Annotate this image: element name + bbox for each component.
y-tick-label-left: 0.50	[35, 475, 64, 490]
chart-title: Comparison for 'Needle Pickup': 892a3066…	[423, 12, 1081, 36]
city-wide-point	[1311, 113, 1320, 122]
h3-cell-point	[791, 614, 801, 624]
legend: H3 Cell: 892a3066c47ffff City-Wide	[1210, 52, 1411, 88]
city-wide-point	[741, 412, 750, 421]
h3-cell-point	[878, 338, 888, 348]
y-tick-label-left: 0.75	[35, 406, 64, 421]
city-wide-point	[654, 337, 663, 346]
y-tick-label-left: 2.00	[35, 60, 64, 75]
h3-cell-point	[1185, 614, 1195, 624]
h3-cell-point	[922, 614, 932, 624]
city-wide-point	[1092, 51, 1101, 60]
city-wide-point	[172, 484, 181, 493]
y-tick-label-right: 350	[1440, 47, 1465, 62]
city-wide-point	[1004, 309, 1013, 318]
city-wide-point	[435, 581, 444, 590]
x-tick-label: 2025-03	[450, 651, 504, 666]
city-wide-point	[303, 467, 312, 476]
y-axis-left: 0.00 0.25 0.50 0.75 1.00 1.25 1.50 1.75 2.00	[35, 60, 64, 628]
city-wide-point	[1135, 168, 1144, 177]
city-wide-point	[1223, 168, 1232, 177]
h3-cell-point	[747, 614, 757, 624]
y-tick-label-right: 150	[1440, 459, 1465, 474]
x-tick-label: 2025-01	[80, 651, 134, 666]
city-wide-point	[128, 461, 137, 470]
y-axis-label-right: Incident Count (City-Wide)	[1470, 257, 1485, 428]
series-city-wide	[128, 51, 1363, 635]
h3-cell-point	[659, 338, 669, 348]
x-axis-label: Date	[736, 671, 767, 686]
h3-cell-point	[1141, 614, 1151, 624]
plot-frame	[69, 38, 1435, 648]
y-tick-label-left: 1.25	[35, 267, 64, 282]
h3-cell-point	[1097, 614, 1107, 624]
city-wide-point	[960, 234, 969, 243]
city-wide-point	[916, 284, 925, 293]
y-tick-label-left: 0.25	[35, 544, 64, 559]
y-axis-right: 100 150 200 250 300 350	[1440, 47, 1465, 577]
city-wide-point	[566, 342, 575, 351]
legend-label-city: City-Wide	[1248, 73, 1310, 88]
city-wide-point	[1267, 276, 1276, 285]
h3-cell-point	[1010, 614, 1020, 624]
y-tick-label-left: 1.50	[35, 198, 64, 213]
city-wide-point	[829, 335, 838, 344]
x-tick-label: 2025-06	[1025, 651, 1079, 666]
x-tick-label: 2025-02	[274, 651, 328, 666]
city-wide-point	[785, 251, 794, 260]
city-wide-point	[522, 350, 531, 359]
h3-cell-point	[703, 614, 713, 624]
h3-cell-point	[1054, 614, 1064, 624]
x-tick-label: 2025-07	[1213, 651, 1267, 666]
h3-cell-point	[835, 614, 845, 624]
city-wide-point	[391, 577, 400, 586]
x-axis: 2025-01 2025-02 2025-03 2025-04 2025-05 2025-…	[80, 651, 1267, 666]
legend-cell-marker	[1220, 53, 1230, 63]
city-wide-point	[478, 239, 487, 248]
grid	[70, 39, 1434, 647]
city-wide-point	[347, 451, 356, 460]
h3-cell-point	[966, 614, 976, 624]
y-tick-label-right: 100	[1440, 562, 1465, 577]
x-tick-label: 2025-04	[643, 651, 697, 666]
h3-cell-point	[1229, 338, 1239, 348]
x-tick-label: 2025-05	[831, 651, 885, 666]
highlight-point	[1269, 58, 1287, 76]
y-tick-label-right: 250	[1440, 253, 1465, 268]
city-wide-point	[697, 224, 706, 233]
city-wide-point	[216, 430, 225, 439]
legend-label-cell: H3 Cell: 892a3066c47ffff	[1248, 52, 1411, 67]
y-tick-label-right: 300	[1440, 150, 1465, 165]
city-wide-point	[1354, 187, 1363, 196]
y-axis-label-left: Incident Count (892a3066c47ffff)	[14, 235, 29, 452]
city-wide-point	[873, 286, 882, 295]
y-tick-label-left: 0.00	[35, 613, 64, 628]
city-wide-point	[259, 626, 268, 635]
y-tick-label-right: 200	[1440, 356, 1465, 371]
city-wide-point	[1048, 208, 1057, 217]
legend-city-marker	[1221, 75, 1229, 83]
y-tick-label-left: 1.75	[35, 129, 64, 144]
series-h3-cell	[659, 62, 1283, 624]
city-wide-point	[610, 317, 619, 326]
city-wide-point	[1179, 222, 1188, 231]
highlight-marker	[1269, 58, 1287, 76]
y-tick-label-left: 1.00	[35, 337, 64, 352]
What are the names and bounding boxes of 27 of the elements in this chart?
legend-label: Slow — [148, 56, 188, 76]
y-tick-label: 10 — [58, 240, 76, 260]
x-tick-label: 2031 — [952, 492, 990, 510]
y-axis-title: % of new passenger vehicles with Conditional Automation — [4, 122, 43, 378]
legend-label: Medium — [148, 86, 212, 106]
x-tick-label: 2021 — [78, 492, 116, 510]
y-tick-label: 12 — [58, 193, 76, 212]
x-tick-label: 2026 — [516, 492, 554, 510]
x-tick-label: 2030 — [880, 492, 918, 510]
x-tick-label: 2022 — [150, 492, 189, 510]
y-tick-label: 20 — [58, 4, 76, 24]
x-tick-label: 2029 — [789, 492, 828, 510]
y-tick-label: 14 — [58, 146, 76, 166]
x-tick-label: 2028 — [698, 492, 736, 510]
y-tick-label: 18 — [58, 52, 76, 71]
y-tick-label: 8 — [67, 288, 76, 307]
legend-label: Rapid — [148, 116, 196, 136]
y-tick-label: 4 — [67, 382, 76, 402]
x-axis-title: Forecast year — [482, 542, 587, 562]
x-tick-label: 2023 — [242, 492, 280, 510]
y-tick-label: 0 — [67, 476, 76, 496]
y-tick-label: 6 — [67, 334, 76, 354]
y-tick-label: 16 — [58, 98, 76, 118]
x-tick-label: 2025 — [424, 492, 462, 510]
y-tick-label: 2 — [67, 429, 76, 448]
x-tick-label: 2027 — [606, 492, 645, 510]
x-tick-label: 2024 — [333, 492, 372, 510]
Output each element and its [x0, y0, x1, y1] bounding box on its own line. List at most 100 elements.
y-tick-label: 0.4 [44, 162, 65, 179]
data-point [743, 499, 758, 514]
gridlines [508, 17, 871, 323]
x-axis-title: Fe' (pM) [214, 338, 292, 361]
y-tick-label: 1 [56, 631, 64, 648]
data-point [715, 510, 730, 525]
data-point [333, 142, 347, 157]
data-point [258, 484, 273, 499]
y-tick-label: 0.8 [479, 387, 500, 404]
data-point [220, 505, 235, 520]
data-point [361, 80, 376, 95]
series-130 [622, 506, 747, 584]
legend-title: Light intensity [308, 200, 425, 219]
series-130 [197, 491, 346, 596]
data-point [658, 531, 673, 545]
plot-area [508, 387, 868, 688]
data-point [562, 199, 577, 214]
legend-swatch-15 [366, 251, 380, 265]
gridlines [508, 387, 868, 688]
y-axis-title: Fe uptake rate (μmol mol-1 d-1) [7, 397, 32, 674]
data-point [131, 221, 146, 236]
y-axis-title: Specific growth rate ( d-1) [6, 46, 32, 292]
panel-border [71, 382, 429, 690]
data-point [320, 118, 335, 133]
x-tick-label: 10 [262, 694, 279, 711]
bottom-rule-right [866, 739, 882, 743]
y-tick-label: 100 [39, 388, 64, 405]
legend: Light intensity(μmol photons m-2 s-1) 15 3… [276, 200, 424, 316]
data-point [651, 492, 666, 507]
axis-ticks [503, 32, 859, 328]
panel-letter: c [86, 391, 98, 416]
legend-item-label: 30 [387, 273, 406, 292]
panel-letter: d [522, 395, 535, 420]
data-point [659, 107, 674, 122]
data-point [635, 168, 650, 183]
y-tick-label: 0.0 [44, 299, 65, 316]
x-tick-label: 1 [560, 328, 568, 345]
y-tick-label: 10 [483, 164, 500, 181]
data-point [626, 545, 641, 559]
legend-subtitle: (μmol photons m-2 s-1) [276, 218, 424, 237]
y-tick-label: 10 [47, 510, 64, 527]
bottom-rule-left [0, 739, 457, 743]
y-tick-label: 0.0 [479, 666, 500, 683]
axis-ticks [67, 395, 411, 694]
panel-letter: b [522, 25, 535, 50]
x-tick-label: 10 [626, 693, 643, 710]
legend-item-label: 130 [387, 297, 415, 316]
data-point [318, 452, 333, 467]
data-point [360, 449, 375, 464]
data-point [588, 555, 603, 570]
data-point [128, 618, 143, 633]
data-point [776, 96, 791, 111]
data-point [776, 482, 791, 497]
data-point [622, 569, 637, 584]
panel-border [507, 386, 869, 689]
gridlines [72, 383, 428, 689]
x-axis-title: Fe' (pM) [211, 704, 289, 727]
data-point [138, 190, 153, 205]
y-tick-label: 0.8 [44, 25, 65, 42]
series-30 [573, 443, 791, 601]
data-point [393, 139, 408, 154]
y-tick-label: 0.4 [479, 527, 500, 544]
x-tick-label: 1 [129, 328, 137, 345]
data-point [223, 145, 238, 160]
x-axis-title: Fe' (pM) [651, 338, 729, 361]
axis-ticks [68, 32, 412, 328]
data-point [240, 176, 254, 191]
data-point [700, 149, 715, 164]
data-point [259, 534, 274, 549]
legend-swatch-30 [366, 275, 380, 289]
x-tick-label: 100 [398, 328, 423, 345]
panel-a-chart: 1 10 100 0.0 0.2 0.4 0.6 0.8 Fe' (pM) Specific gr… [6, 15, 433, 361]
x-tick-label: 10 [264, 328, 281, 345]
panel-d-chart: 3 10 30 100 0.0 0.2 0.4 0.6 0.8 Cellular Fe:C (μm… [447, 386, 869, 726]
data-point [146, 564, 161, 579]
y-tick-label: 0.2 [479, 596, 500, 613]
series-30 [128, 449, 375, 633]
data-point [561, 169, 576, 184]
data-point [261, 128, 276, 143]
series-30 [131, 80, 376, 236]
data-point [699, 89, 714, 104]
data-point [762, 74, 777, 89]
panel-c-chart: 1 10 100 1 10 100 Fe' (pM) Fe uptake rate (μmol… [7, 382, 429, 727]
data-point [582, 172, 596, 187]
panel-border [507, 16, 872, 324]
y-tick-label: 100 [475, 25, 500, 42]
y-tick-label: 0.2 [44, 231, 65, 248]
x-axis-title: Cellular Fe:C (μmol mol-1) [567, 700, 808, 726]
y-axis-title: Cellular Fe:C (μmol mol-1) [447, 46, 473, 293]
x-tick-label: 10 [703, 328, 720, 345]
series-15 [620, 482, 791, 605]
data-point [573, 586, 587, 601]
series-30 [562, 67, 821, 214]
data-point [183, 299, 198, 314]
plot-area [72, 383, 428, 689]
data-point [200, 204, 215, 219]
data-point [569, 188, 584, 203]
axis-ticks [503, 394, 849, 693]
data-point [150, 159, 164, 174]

****************

■ PROBLEM DETAILS: Quote everything from the beginning of the records down to and including the line containing "614, 1195, 624]".

■ THE REPLY:
Annotate this image: element name + bbox for each component.
y-tick-label-left: 0.50	[35, 475, 64, 490]
chart-title: Comparison for 'Needle Pickup': 892a3066…	[423, 12, 1081, 36]
city-wide-point	[1311, 113, 1320, 122]
h3-cell-point	[791, 614, 801, 624]
legend: H3 Cell: 892a3066c47ffff City-Wide	[1210, 52, 1411, 88]
city-wide-point	[741, 412, 750, 421]
h3-cell-point	[878, 338, 888, 348]
y-tick-label-left: 0.75	[35, 406, 64, 421]
city-wide-point	[654, 337, 663, 346]
y-tick-label-left: 2.00	[35, 60, 64, 75]
h3-cell-point	[1185, 614, 1195, 624]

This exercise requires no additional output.